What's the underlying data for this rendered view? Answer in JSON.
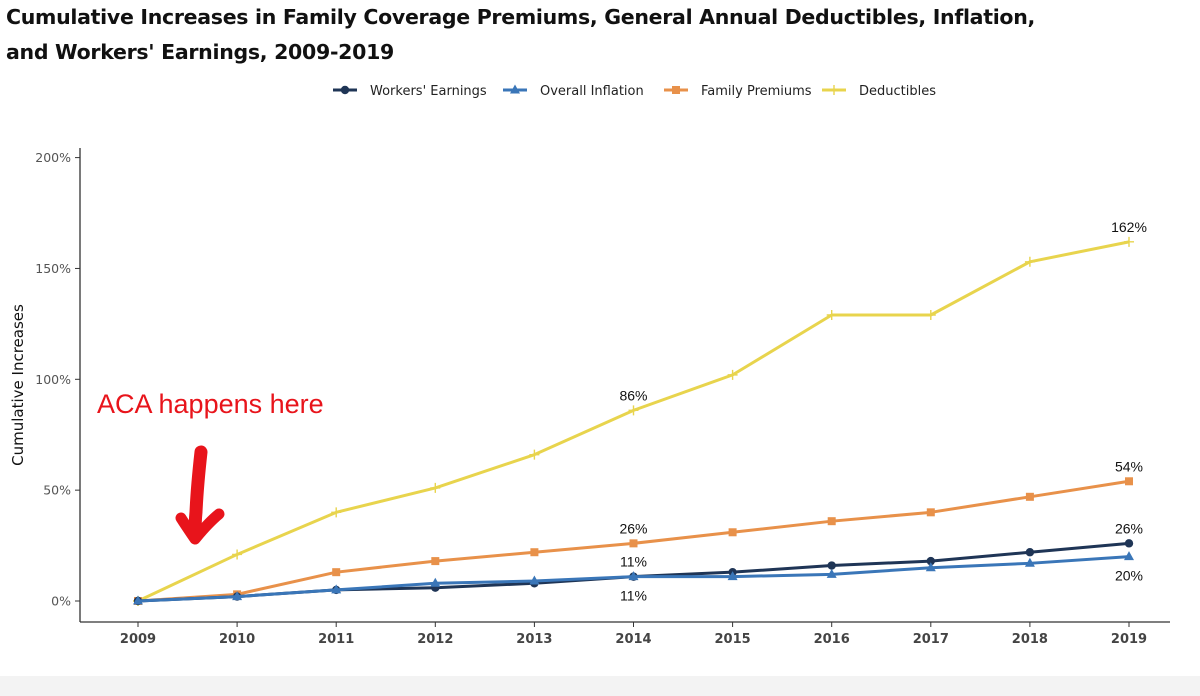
{
  "chart_data": {
    "type": "line",
    "title_line1": "Cumulative Increases in Family Coverage Premiums, General Annual Deductibles, Inflation,",
    "title_line2": "and Workers' Earnings, 2009-2019",
    "ylabel": "Cumulative Increases",
    "x": [
      "2009",
      "2010",
      "2011",
      "2012",
      "2013",
      "2014",
      "2015",
      "2016",
      "2017",
      "2018",
      "2019"
    ],
    "ylim": [
      0,
      200
    ],
    "yticks": [
      {
        "value": 0,
        "label": "0%"
      },
      {
        "value": 50,
        "label": "50%"
      },
      {
        "value": 100,
        "label": "100%"
      },
      {
        "value": 150,
        "label": "150%"
      },
      {
        "value": 200,
        "label": "200%"
      }
    ],
    "legend_position": "top-center",
    "grid": false,
    "series": [
      {
        "name": "Workers' Earnings",
        "color": "#1f3556",
        "marker": "circle",
        "values": [
          0,
          2,
          5,
          6,
          8,
          11,
          13,
          16,
          18,
          22,
          26
        ]
      },
      {
        "name": "Overall Inflation",
        "color": "#3a76b8",
        "marker": "triangle",
        "values": [
          0,
          2,
          5,
          8,
          9,
          11,
          11,
          12,
          15,
          17,
          20
        ]
      },
      {
        "name": "Family Premiums",
        "color": "#e8914a",
        "marker": "square",
        "values": [
          0,
          3,
          13,
          18,
          22,
          26,
          31,
          36,
          40,
          47,
          54
        ]
      },
      {
        "name": "Deductibles",
        "color": "#e8d44d",
        "marker": "plus",
        "values": [
          0,
          21,
          40,
          51,
          66,
          86,
          102,
          129,
          129,
          153,
          162
        ]
      }
    ],
    "data_labels": [
      {
        "text": "162%",
        "x": "2019",
        "y": 162,
        "pos": "above"
      },
      {
        "text": "86%",
        "x": "2014",
        "y": 86,
        "pos": "above"
      },
      {
        "text": "54%",
        "x": "2019",
        "y": 54,
        "pos": "above"
      },
      {
        "text": "26%",
        "x": "2014",
        "y": 26,
        "pos": "above"
      },
      {
        "text": "26%",
        "x": "2019",
        "y": 26,
        "pos": "above"
      },
      {
        "text": "11%",
        "x": "2014",
        "y": 11,
        "pos": "above"
      },
      {
        "text": "11%",
        "x": "2014",
        "y": 11,
        "pos": "below"
      },
      {
        "text": "20%",
        "x": "2019",
        "y": 20,
        "pos": "below"
      }
    ],
    "annotation": {
      "text": "ACA happens here",
      "color": "#e8141b"
    }
  }
}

SET EXERCISE
Reproduce each line of the records exactly, and omit every picture.

REPLY
What's the underlying data for this rendered view? Answer in JSON.
{
  "chart_data": {
    "type": "line",
    "title_line1": "Cumulative Increases in Family Coverage Premiums, General Annual Deductibles, Inflation,",
    "title_line2": "and Workers' Earnings, 2009-2019",
    "ylabel": "Cumulative Increases",
    "x": [
      "2009",
      "2010",
      "2011",
      "2012",
      "2013",
      "2014",
      "2015",
      "2016",
      "2017",
      "2018",
      "2019"
    ],
    "ylim": [
      0,
      200
    ],
    "yticks": [
      {
        "value": 0,
        "label": "0%"
      },
      {
        "value": 50,
        "label": "50%"
      },
      {
        "value": 100,
        "label": "100%"
      },
      {
        "value": 150,
        "label": "150%"
      },
      {
        "value": 200,
        "label": "200%"
      }
    ],
    "legend_position": "top-center",
    "grid": false,
    "series": [
      {
        "name": "Workers' Earnings",
        "color": "#1f3556",
        "marker": "circle",
        "values": [
          0,
          2,
          5,
          6,
          8,
          11,
          13,
          16,
          18,
          22,
          26
        ]
      },
      {
        "name": "Overall Inflation",
        "color": "#3a76b8",
        "marker": "triangle",
        "values": [
          0,
          2,
          5,
          8,
          9,
          11,
          11,
          12,
          15,
          17,
          20
        ]
      },
      {
        "name": "Family Premiums",
        "color": "#e8914a",
        "marker": "square",
        "values": [
          0,
          3,
          13,
          18,
          22,
          26,
          31,
          36,
          40,
          47,
          54
        ]
      },
      {
        "name": "Deductibles",
        "color": "#e8d44d",
        "marker": "plus",
        "values": [
          0,
          21,
          40,
          51,
          66,
          86,
          102,
          129,
          129,
          153,
          162
        ]
      }
    ],
    "data_labels": [
      {
        "text": "162%",
        "x": "2019",
        "y": 162,
        "pos": "above"
      },
      {
        "text": "86%",
        "x": "2014",
        "y": 86,
        "pos": "above"
      },
      {
        "text": "54%",
        "x": "2019",
        "y": 54,
        "pos": "above"
      },
      {
        "text": "26%",
        "x": "2014",
        "y": 26,
        "pos": "above"
      },
      {
        "text": "26%",
        "x": "2019",
        "y": 26,
        "pos": "above"
      },
      {
        "text": "11%",
        "x": "2014",
        "y": 11,
        "pos": "above"
      },
      {
        "text": "11%",
        "x": "2014",
        "y": 11,
        "pos": "below"
      },
      {
        "text": "20%",
        "x": "2019",
        "y": 20,
        "pos": "below"
      }
    ],
    "annotation": {
      "text": "ACA happens here",
      "color": "#e8141b"
    }
  }
}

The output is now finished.